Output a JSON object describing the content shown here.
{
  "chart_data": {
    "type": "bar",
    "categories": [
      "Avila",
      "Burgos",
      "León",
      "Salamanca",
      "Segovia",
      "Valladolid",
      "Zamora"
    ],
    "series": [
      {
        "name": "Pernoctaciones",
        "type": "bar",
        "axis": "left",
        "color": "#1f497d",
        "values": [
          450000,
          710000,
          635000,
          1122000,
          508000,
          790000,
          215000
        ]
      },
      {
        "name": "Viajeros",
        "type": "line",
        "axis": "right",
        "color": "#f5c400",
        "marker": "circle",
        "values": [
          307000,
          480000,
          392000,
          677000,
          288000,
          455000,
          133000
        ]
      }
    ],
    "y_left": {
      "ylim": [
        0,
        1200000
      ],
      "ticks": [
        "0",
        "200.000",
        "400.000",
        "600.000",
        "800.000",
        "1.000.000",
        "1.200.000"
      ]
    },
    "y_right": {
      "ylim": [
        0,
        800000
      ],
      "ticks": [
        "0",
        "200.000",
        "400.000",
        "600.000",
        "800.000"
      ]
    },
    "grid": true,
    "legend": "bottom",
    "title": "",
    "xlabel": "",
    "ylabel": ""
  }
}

------------------------

SET EXERCISE:
Retype the data in full and match it exactly.

CORRECT ANSWER:
Output a JSON object describing the content shown here.
{
  "chart_data": {
    "type": "bar",
    "categories": [
      "Avila",
      "Burgos",
      "León",
      "Salamanca",
      "Segovia",
      "Valladolid",
      "Zamora"
    ],
    "series": [
      {
        "name": "Pernoctaciones",
        "type": "bar",
        "axis": "left",
        "color": "#1f497d",
        "values": [
          450000,
          710000,
          635000,
          1122000,
          508000,
          790000,
          215000
        ]
      },
      {
        "name": "Viajeros",
        "type": "line",
        "axis": "right",
        "color": "#f5c400",
        "marker": "circle",
        "values": [
          307000,
          480000,
          392000,
          677000,
          288000,
          455000,
          133000
        ]
      }
    ],
    "y_left": {
      "ylim": [
        0,
        1200000
      ],
      "ticks": [
        "0",
        "200.000",
        "400.000",
        "600.000",
        "800.000",
        "1.000.000",
        "1.200.000"
      ]
    },
    "y_right": {
      "ylim": [
        0,
        800000
      ],
      "ticks": [
        "0",
        "200.000",
        "400.000",
        "600.000",
        "800.000"
      ]
    },
    "grid": true,
    "legend": "bottom",
    "title": "",
    "xlabel": "",
    "ylabel": ""
  }
}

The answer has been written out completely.